(Dataset items)

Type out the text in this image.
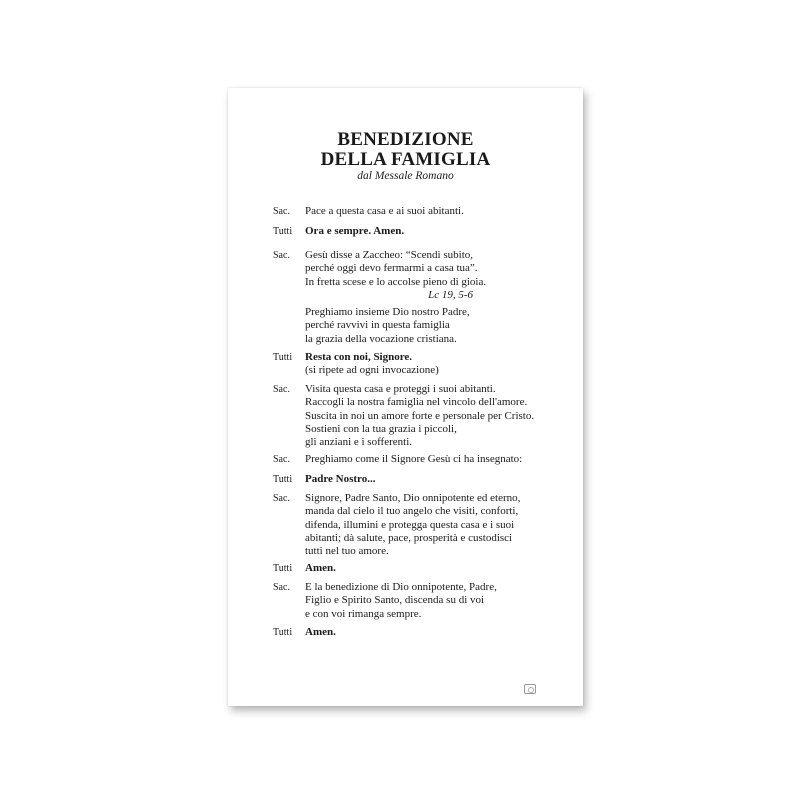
BENEDIZIONE
DELLA FAMIGLIA
dal Messale Romano
Sac.	Pace a questa casa e ai suoi abitanti.
Tutti	Ora e sempre. Amen.
Sac.	Gesù disse a Zaccheo: “Scendi subito,
perché oggi devo fermarmi a casa tua”.
In fretta scese e lo accolse pieno di gioia.
Lc 19, 5-6
Preghiamo insieme Dio nostro Padre,
perché ravvivi in questa famiglia
la grazia della vocazione cristiana.
Tutti	Resta con noi, Signore.
(si ripete ad ogni invocazione)
Sac.	Visita questa casa e proteggi i suoi abitanti.
Raccogli la nostra famiglia nel vincolo dell'amore.
Suscita in noi un amore forte e personale per Cristo.
Sostieni con la tua grazia i piccoli,
gli anziani e i sofferenti.
Sac.	Preghiamo come il Signore Gesù ci ha insegnato:
Tutti	Padre Nostro...
Sac.	Signore, Padre Santo, Dio onnipotente ed eterno,
manda dal cielo il tuo angelo che visiti, conforti,
difenda, illumini e protegga questa casa e i suoi
abitanti; dà salute, pace, prosperità e custodisci
tutti nel tuo amore.
Tutti	Amen.
Sac.	E la benedizione di Dio onnipotente, Padre,
Figlio e Spirito Santo, discenda su di voi
e con voi rimanga sempre.
Tutti	Amen.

== EXERCISE INSTRUCTIONS ==
Output all of the data exactly as it stands, minus any images.

== EXPECTED ANSWER ==
Type out the text in this image.
BENEDIZIONE
DELLA FAMIGLIA
dal Messale Romano
Sac.	Pace a questa casa e ai suoi abitanti.
Tutti	Ora e sempre. Amen.
Sac.	Gesù disse a Zaccheo: “Scendi subito,
perché oggi devo fermarmi a casa tua”.
In fretta scese e lo accolse pieno di gioia.
Lc 19, 5-6
Preghiamo insieme Dio nostro Padre,
perché ravvivi in questa famiglia
la grazia della vocazione cristiana.
Tutti	Resta con noi, Signore.
(si ripete ad ogni invocazione)
Sac.	Visita questa casa e proteggi i suoi abitanti.
Raccogli la nostra famiglia nel vincolo dell'amore.
Suscita in noi un amore forte e personale per Cristo.
Sostieni con la tua grazia i piccoli,
gli anziani e i sofferenti.
Sac.	Preghiamo come il Signore Gesù ci ha insegnato:
Tutti	Padre Nostro...
Sac.	Signore, Padre Santo, Dio onnipotente ed eterno,
manda dal cielo il tuo angelo che visiti, conforti,
difenda, illumini e protegga questa casa e i suoi
abitanti; dà salute, pace, prosperità e custodisci
tutti nel tuo amore.
Tutti	Amen.
Sac.	E la benedizione di Dio onnipotente, Padre,
Figlio e Spirito Santo, discenda su di voi
e con voi rimanga sempre.
Tutti	Amen.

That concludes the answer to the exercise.